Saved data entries
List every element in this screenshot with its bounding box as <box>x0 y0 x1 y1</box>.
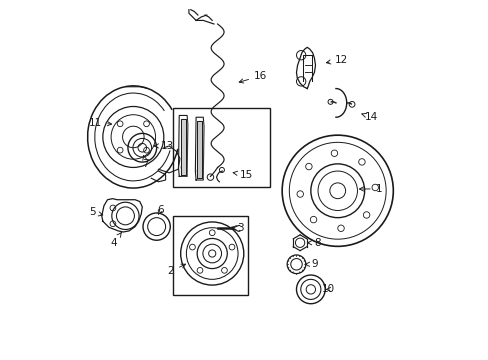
Text: 2: 2 <box>167 264 185 276</box>
Text: 14: 14 <box>361 112 378 122</box>
Text: 6: 6 <box>157 206 163 216</box>
Text: 10: 10 <box>322 284 335 294</box>
Text: 5: 5 <box>89 207 102 217</box>
Text: 15: 15 <box>233 170 252 180</box>
Bar <box>172 108 269 187</box>
Text: 3: 3 <box>231 224 244 233</box>
Text: 4: 4 <box>110 233 121 248</box>
Text: 16: 16 <box>239 71 267 83</box>
Text: 13: 13 <box>154 141 174 151</box>
Text: 11: 11 <box>89 118 111 128</box>
Bar <box>172 216 247 295</box>
Text: 1: 1 <box>359 184 382 194</box>
Text: 9: 9 <box>305 259 317 269</box>
Polygon shape <box>197 121 202 178</box>
Polygon shape <box>180 119 185 175</box>
Text: 7: 7 <box>142 156 149 169</box>
Text: 8: 8 <box>307 238 321 248</box>
Text: 12: 12 <box>325 55 347 65</box>
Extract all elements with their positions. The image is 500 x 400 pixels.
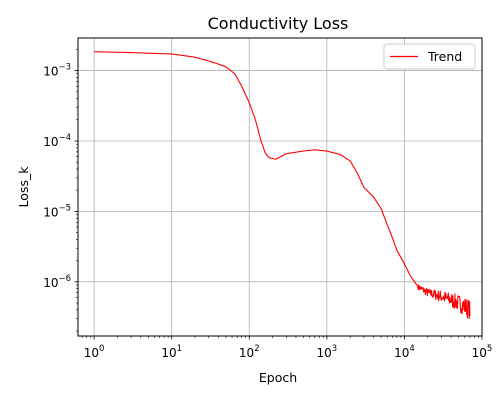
y-tick-label: 10−3	[43, 63, 71, 79]
legend-box	[383, 43, 476, 70]
series-layer	[93, 51, 471, 320]
y-tick-label: 10−5	[43, 203, 71, 219]
x-axis-label: Epoch	[259, 370, 297, 385]
x-tick-label: 100	[84, 344, 105, 360]
x-tick-label: 102	[239, 344, 260, 360]
legend: Trend	[383, 43, 476, 70]
x-tick-label: 105	[472, 344, 493, 360]
x-tick-label: 101	[161, 344, 182, 360]
y-axis-label: Loss_k	[16, 166, 31, 208]
y-tick-label: 10−4	[43, 133, 71, 149]
legend-label-trend: Trend	[427, 49, 462, 64]
y-tick-label: 10−6	[43, 274, 71, 290]
axis-ticks: 100 101 102 103 104 105 10−3 10−4 10−5 10−6	[43, 49, 492, 360]
chart-title: Conductivity Loss	[208, 14, 349, 33]
plot-area	[78, 38, 482, 336]
series-line-trend	[93, 51, 471, 320]
x-tick-label: 103	[316, 344, 337, 360]
x-tick-label: 104	[394, 344, 415, 360]
plot-frame	[77, 37, 483, 337]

*Problem description*: Swap "Epoch" for "Iteration" throughout the items and write out all their lines again with nothing else changed. Omit the pictures.

*Output of the task*:
List every element in this screenshot with its bounding box as <box>x0 y0 x1 y1</box>.
Text: 2: 2 <box>167 264 185 276</box>
Text: 14: 14 <box>361 112 378 122</box>
Text: 6: 6 <box>157 206 163 216</box>
Text: 10: 10 <box>322 284 335 294</box>
Text: 5: 5 <box>89 207 102 217</box>
Text: 15: 15 <box>233 170 252 180</box>
Bar <box>172 108 269 187</box>
Text: 3: 3 <box>231 224 244 233</box>
Text: 4: 4 <box>110 233 121 248</box>
Text: 16: 16 <box>239 71 267 83</box>
Text: 13: 13 <box>154 141 174 151</box>
Text: 11: 11 <box>89 118 111 128</box>
Bar <box>172 216 247 295</box>
Text: 1: 1 <box>359 184 382 194</box>
Text: 9: 9 <box>305 259 317 269</box>
Polygon shape <box>197 121 202 178</box>
Polygon shape <box>180 119 185 175</box>
Text: 7: 7 <box>142 156 149 169</box>
Text: 8: 8 <box>307 238 321 248</box>
Text: 12: 12 <box>325 55 347 65</box>
Extract all elements with their positions. The image is 500 x 400 pixels.
y-tick-label: 10−3	[43, 63, 71, 79]
legend-box	[383, 43, 476, 70]
series-layer	[93, 51, 471, 320]
y-tick-label: 10−5	[43, 203, 71, 219]
x-axis-label: Iteration	[259, 370, 297, 385]
x-tick-label: 100	[84, 344, 105, 360]
x-tick-label: 102	[239, 344, 260, 360]
legend: Trend	[383, 43, 476, 70]
x-tick-label: 105	[472, 344, 493, 360]
x-tick-label: 101	[161, 344, 182, 360]
y-axis-label: Loss_k	[16, 166, 31, 208]
y-tick-label: 10−4	[43, 133, 71, 149]
legend-label-trend: Trend	[427, 49, 462, 64]
y-tick-label: 10−6	[43, 274, 71, 290]
axis-ticks: 100 101 102 103 104 105 10−3 10−4 10−5 10−6	[43, 49, 492, 360]
chart-title: Conductivity Loss	[208, 14, 349, 33]
plot-area	[78, 38, 482, 336]
series-line-trend	[93, 51, 471, 320]
x-tick-label: 103	[316, 344, 337, 360]
x-tick-label: 104	[394, 344, 415, 360]
plot-frame	[77, 37, 483, 337]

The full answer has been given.